=== Provided material ===
-*-*-

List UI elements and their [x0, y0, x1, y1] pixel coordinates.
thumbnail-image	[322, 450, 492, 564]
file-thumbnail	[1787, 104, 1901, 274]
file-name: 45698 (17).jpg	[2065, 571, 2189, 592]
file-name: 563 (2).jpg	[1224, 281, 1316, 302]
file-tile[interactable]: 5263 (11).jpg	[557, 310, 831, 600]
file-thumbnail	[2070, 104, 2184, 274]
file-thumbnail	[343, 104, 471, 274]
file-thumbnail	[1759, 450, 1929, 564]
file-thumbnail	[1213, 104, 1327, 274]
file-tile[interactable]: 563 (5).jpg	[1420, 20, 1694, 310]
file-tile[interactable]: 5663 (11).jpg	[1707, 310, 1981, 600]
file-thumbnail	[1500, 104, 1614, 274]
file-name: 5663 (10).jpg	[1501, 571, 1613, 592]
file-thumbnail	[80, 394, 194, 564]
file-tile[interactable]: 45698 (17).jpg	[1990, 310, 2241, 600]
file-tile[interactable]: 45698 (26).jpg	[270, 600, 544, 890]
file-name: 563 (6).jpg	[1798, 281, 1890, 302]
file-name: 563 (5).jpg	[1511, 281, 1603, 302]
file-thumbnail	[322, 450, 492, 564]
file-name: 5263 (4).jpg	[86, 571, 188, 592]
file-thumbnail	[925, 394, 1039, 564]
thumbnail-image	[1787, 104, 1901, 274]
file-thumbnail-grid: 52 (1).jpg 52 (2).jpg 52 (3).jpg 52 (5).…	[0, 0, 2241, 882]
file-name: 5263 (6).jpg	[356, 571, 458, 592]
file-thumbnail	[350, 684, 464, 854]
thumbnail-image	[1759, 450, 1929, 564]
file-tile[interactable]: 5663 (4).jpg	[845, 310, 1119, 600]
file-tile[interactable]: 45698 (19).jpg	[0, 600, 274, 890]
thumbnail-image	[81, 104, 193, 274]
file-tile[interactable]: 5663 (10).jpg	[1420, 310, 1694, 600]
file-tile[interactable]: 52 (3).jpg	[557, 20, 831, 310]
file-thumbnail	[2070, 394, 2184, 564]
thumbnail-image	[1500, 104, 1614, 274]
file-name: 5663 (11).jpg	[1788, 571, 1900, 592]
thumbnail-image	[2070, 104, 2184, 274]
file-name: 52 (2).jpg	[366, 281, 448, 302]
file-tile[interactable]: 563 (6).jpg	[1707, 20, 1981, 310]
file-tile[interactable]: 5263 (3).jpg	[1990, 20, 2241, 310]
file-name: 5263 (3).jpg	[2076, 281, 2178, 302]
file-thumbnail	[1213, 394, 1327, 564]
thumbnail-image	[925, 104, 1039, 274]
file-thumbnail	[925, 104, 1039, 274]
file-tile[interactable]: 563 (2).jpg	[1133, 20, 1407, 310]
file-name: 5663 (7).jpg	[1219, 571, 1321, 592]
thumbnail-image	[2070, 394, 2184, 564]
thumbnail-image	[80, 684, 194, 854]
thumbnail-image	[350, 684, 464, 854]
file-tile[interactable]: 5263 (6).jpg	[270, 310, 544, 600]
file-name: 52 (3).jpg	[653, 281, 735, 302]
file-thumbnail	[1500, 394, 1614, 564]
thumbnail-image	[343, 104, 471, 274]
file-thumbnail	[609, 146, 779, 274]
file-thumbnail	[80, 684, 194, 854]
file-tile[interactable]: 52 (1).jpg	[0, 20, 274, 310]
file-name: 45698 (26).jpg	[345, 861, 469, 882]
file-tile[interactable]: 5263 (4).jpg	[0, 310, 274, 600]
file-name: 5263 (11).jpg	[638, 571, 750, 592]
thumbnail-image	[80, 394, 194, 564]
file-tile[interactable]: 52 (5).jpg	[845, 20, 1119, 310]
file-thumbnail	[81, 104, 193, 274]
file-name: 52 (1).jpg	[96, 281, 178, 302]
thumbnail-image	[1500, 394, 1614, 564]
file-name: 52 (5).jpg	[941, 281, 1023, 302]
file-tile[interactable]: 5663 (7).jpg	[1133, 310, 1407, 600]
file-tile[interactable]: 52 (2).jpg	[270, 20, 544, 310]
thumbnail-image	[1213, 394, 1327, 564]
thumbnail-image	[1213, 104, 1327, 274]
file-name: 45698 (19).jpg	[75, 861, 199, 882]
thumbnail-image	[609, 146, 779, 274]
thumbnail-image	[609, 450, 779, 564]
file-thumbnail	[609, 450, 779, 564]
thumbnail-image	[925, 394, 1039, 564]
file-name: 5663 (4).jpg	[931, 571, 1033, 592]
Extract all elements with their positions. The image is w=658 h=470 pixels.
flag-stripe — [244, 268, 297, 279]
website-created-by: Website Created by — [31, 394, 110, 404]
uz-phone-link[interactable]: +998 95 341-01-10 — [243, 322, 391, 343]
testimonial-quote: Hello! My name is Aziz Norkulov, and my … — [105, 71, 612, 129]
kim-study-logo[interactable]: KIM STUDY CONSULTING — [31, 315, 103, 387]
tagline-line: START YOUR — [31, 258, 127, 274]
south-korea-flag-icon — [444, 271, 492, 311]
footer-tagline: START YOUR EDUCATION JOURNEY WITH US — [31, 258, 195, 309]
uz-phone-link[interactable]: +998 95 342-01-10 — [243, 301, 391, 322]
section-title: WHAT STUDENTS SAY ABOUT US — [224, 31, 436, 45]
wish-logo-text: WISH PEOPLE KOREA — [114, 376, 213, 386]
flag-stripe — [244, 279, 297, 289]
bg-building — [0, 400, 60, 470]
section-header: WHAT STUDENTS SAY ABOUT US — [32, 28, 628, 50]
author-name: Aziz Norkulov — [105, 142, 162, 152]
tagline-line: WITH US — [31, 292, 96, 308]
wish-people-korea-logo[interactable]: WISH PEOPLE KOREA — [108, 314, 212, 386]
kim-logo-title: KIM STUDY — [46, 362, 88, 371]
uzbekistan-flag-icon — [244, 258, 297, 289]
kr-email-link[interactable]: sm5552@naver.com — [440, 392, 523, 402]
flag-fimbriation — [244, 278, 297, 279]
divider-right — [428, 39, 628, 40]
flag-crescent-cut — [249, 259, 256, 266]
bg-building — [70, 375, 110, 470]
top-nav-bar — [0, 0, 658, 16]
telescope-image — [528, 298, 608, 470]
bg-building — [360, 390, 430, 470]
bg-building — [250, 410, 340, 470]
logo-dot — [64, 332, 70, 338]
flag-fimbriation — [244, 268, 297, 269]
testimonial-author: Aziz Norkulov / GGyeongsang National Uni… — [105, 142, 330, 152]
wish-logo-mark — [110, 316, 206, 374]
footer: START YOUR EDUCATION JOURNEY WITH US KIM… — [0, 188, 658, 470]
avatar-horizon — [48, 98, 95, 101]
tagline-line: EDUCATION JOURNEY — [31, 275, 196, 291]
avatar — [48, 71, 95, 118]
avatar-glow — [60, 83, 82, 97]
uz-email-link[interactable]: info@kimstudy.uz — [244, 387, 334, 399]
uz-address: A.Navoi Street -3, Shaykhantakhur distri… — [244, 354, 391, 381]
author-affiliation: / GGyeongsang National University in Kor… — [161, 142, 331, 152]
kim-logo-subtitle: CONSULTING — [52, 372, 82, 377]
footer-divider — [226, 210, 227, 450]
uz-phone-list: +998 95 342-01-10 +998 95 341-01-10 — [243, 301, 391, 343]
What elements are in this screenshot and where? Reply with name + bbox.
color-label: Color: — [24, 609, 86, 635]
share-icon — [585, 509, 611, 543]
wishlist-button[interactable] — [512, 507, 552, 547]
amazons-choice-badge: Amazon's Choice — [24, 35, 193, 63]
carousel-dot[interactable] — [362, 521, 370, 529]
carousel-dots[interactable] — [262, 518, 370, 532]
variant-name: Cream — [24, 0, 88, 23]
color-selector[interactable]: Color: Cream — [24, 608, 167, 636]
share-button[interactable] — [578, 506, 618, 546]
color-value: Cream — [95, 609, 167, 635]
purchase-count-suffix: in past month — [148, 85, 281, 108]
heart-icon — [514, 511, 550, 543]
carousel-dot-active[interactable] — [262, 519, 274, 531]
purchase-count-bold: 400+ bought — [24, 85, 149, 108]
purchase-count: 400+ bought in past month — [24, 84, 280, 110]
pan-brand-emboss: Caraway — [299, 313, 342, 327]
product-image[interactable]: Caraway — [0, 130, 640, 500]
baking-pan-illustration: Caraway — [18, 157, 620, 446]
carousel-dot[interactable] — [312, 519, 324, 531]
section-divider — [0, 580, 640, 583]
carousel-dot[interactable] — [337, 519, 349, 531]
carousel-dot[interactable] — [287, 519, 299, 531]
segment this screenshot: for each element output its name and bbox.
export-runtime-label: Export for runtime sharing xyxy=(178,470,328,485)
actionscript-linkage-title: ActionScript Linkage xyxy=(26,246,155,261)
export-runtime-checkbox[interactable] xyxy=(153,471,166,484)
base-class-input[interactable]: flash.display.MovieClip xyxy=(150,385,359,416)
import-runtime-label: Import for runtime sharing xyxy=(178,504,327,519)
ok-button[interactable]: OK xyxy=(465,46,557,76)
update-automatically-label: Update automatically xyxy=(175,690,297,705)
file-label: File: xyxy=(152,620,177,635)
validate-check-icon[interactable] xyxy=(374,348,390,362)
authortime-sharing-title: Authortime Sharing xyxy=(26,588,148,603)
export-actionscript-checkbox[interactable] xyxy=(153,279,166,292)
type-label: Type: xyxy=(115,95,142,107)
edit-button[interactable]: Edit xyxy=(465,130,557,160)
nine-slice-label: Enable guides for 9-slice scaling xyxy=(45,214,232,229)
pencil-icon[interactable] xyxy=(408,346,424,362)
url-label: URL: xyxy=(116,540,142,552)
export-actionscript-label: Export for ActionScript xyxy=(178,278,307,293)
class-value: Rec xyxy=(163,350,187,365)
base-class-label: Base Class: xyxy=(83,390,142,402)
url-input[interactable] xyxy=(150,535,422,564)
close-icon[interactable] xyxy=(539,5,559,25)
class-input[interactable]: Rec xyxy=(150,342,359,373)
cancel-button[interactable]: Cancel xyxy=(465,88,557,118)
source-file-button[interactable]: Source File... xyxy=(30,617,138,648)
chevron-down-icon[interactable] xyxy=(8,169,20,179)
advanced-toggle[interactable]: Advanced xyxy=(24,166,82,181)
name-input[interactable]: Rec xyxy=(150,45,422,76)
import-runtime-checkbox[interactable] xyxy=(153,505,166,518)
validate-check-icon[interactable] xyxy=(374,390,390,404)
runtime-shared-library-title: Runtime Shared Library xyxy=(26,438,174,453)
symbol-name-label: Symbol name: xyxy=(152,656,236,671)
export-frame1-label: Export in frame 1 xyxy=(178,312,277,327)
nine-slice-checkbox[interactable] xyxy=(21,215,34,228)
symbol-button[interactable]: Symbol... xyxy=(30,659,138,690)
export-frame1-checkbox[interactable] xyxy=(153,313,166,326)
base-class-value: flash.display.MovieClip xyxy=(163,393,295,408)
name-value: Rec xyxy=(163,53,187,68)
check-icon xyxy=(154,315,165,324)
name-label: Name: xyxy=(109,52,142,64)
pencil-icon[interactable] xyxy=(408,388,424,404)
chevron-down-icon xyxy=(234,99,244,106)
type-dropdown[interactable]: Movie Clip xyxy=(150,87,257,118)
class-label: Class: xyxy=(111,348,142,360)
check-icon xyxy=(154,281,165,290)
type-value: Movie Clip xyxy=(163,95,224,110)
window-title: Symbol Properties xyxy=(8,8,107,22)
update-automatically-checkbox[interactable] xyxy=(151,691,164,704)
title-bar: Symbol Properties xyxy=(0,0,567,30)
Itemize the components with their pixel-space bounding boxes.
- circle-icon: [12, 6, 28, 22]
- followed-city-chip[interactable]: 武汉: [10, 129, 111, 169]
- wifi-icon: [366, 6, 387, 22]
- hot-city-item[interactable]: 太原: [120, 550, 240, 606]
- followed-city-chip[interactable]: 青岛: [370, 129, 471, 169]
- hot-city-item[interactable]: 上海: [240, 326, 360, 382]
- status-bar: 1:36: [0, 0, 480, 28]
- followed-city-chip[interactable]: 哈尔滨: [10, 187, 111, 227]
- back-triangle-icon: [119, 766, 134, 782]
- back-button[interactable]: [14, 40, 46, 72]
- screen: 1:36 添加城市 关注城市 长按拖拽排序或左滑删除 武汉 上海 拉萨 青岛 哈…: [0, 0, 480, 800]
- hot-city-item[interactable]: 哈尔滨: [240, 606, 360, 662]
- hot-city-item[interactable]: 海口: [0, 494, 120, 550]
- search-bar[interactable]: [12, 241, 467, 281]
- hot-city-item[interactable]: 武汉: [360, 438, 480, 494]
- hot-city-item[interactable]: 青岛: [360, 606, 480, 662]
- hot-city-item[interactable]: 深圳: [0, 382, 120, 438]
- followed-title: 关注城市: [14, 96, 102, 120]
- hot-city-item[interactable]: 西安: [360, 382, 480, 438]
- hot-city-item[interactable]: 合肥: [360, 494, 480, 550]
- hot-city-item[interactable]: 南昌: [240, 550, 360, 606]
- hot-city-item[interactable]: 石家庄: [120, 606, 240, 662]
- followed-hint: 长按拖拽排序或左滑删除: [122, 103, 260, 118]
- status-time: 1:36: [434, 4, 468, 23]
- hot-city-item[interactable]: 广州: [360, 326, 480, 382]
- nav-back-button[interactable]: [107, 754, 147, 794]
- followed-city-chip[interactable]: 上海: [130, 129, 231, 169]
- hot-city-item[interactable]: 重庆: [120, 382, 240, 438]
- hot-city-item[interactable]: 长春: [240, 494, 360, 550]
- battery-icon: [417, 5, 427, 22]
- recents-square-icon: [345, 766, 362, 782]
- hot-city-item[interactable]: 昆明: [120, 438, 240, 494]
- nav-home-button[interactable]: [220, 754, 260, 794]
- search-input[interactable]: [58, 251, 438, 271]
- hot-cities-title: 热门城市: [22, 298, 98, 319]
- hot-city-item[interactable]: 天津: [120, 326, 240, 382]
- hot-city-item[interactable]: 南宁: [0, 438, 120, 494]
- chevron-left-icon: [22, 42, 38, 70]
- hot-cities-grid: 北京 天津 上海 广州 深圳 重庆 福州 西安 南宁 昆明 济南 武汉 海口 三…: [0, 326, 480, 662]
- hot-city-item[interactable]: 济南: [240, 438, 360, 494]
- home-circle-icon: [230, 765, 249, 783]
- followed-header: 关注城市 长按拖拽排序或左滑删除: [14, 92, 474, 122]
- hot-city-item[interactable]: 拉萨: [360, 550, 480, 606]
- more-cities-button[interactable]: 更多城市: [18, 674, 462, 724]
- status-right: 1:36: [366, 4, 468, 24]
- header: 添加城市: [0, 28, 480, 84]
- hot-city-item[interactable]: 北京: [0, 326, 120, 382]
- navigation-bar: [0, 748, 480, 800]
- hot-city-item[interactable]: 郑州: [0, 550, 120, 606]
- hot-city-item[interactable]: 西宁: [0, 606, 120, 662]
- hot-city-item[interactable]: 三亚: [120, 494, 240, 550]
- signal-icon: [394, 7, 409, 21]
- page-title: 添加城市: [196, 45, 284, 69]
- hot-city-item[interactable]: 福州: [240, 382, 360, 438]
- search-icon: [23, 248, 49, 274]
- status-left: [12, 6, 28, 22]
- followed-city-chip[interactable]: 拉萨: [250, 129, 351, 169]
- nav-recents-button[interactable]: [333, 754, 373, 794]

-*-*-

=== Problem ===
Write out the records word for word, starting at the first line and ending at the line that contains "file-thumbnail-grid: 52 (1).jpg", with both of those lines included.

=== Solution ===
List UI elements and their [x0, y0, x1, y1] pixel coordinates.
thumbnail-image	[322, 450, 492, 564]
file-thumbnail	[1787, 104, 1901, 274]
file-name: 45698 (17).jpg	[2065, 571, 2189, 592]
file-name: 563 (2).jpg	[1224, 281, 1316, 302]
file-tile[interactable]: 5263 (11).jpg	[557, 310, 831, 600]
file-thumbnail	[2070, 104, 2184, 274]
file-thumbnail	[343, 104, 471, 274]
file-thumbnail	[1759, 450, 1929, 564]
file-thumbnail	[1213, 104, 1327, 274]
file-tile[interactable]: 563 (5).jpg	[1420, 20, 1694, 310]
file-tile[interactable]: 5663 (11).jpg	[1707, 310, 1981, 600]
file-thumbnail	[1500, 104, 1614, 274]
file-name: 5663 (10).jpg	[1501, 571, 1613, 592]
file-thumbnail	[80, 394, 194, 564]
file-tile[interactable]: 45698 (17).jpg	[1990, 310, 2241, 600]
file-tile[interactable]: 45698 (26).jpg	[270, 600, 544, 890]
file-name: 563 (6).jpg	[1798, 281, 1890, 302]
file-name: 563 (5).jpg	[1511, 281, 1603, 302]
file-thumbnail	[322, 450, 492, 564]
file-name: 5263 (4).jpg	[86, 571, 188, 592]
file-thumbnail	[925, 394, 1039, 564]
thumbnail-image	[1787, 104, 1901, 274]
file-thumbnail-grid: 52 (1).jpg 52 (2).jpg 52 (3).jpg 52 (5).…	[0, 0, 2241, 882]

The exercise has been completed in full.